§ Excerpted records:
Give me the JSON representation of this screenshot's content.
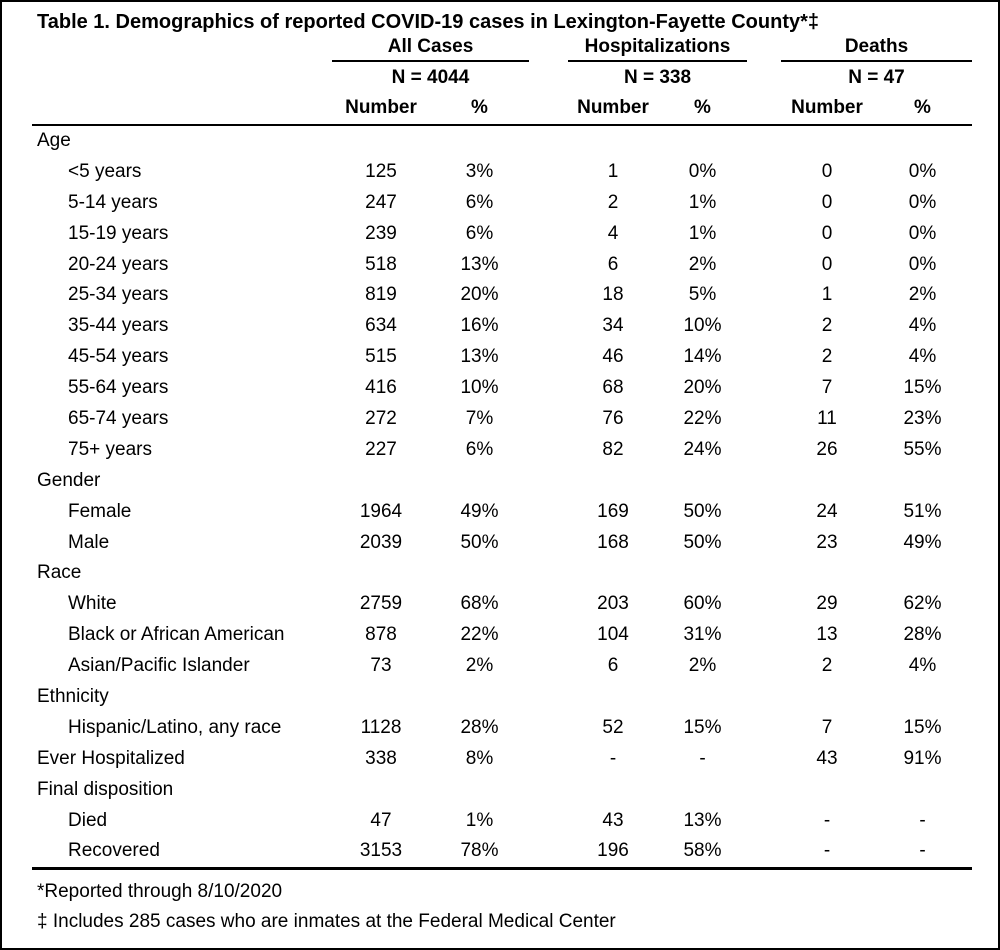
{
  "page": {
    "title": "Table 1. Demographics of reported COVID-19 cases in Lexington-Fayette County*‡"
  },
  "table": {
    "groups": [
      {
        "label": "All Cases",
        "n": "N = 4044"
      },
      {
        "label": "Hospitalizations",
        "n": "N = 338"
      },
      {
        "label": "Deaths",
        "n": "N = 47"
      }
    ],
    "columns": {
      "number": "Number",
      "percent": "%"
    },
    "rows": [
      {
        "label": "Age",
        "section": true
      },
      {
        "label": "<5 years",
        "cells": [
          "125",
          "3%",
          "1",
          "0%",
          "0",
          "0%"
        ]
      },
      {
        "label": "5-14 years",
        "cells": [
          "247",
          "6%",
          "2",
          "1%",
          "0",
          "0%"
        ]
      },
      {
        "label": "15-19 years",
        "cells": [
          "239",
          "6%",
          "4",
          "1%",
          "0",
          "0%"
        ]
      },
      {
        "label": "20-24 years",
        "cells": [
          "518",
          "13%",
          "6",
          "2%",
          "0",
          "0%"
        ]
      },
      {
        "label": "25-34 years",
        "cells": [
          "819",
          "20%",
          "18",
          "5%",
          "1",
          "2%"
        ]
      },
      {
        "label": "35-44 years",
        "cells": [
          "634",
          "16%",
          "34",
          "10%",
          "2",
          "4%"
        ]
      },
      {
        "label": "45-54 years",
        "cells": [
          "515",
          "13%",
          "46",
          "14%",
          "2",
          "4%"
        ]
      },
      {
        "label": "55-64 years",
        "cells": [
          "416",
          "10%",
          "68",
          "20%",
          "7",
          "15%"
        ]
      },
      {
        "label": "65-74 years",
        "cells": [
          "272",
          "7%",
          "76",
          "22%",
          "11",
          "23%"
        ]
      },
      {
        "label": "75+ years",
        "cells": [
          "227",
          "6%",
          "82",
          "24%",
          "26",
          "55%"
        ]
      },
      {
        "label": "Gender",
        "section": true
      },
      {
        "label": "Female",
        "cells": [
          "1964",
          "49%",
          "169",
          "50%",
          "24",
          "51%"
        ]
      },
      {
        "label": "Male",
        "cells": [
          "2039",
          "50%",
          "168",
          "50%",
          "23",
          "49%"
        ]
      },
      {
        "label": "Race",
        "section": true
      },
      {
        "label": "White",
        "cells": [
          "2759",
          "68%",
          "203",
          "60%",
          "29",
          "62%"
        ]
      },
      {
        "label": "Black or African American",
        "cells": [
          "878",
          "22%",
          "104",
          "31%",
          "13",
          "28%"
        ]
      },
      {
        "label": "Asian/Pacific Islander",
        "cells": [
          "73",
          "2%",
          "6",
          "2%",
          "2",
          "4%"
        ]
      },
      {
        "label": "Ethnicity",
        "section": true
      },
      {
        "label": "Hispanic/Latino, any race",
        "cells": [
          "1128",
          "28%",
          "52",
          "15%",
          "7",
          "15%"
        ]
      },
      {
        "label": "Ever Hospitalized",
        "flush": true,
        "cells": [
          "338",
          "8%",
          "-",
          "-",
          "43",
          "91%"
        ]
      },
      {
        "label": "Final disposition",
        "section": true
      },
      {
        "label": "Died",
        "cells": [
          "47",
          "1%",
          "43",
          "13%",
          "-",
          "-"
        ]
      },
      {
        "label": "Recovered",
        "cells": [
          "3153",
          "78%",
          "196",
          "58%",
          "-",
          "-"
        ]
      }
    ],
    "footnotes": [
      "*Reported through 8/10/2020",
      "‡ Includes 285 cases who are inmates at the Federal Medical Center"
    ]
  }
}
==
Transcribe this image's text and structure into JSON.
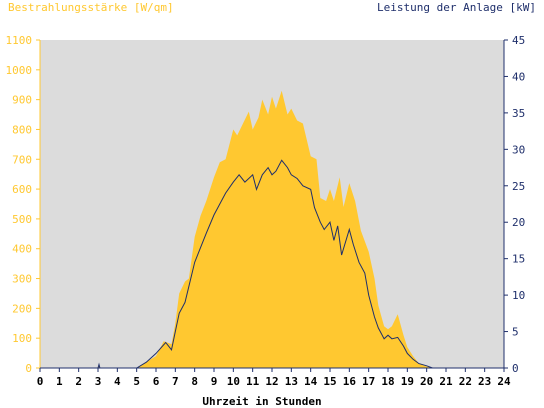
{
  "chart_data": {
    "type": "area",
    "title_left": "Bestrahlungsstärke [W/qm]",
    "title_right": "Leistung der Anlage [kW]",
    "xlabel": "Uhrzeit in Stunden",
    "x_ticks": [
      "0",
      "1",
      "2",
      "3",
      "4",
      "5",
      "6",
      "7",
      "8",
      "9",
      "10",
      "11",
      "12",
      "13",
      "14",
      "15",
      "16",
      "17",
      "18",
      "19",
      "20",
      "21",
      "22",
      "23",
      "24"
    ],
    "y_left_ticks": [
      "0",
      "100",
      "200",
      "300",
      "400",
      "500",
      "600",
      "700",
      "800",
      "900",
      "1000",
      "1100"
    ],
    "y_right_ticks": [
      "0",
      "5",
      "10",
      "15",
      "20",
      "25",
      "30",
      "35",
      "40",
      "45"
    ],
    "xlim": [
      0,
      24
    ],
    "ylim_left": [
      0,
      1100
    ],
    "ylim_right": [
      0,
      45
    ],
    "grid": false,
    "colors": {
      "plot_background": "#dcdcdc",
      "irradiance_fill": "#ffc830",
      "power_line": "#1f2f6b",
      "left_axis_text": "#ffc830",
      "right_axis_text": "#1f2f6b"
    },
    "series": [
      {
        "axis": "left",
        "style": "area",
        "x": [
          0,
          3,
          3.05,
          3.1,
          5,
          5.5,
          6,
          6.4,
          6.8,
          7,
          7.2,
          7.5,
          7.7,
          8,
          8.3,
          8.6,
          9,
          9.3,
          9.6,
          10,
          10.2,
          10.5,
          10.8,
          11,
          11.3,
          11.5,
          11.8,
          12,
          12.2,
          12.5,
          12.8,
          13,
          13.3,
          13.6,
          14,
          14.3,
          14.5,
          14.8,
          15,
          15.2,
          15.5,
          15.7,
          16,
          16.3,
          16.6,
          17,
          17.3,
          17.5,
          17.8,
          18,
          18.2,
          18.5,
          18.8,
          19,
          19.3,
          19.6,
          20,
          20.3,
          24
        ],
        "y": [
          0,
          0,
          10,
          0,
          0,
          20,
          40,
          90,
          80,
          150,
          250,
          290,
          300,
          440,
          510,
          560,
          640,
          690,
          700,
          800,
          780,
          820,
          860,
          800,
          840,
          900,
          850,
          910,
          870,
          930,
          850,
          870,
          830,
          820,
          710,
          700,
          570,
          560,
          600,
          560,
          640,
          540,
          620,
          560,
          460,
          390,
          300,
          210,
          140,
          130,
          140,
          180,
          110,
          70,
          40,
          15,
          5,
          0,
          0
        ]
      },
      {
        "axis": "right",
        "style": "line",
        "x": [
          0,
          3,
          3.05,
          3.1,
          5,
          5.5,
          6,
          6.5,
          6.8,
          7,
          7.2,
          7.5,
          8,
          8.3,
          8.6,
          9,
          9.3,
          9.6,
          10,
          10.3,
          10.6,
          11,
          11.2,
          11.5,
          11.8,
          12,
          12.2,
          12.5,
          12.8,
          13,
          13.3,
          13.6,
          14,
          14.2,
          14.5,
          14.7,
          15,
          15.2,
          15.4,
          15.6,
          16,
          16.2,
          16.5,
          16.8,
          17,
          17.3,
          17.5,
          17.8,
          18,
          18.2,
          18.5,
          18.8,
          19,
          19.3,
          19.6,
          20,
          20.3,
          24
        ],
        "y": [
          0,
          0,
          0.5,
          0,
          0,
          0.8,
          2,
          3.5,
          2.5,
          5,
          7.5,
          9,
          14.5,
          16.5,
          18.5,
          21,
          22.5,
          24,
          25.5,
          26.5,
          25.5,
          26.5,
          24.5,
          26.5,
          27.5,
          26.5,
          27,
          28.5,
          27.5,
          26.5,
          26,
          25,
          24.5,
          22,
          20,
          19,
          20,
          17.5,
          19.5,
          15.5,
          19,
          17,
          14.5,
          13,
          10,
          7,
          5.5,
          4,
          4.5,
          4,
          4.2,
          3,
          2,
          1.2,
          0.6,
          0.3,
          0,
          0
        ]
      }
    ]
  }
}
...
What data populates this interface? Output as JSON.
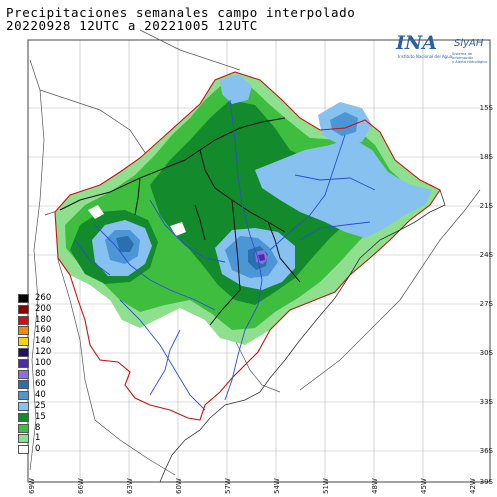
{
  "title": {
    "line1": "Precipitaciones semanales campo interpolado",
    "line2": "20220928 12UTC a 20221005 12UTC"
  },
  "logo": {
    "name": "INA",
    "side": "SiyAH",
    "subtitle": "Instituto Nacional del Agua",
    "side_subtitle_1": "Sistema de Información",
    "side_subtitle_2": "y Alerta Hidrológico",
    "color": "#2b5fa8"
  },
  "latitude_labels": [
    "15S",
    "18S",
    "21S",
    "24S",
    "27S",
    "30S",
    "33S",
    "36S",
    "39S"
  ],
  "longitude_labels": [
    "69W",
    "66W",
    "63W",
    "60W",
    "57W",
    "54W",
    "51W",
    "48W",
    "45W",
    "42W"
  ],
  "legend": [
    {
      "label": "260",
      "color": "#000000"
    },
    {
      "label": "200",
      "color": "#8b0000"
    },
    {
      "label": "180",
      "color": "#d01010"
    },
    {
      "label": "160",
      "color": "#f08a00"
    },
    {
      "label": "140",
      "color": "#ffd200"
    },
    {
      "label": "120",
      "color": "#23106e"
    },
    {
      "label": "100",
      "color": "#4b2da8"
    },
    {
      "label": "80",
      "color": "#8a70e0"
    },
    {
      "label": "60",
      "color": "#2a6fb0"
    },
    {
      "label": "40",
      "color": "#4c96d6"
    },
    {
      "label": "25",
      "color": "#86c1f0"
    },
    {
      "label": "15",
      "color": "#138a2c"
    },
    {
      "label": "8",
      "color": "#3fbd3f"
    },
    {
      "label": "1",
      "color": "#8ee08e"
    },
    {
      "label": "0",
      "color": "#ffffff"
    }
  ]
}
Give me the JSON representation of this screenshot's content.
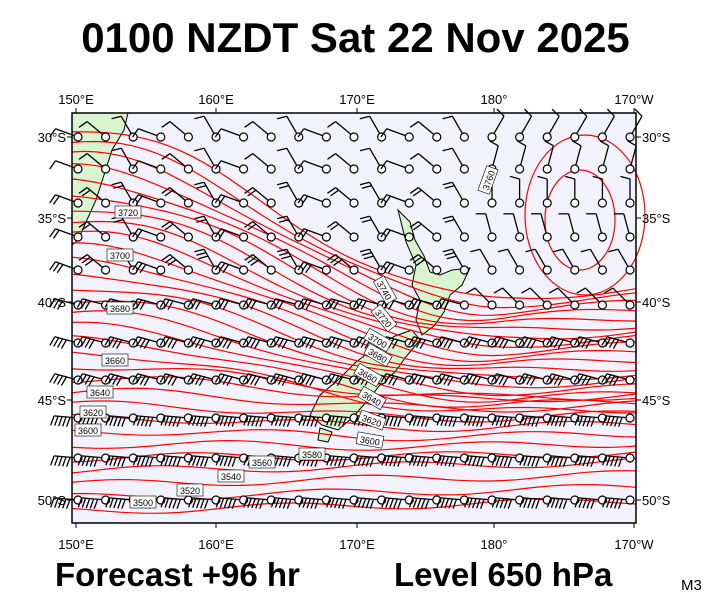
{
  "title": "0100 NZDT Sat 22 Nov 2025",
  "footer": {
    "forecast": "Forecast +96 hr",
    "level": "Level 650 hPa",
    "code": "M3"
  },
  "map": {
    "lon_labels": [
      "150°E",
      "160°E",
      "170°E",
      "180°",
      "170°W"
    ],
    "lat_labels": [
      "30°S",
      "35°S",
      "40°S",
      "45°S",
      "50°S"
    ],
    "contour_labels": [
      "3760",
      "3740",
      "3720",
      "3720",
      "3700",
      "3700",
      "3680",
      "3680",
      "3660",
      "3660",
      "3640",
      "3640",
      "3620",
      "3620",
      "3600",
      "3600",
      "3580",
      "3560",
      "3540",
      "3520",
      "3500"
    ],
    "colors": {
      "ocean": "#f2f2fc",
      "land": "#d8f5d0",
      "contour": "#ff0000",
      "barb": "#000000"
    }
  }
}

§ To do:
Copy each line of the records containing the string "this".

§ Exercise result:
Give me the JSON representation of this screenshot's content.
Transcribe this image's text and structure into JSON.
What data populates this interface? Output as JSON.
Give me the JSON representation of this screenshot's content.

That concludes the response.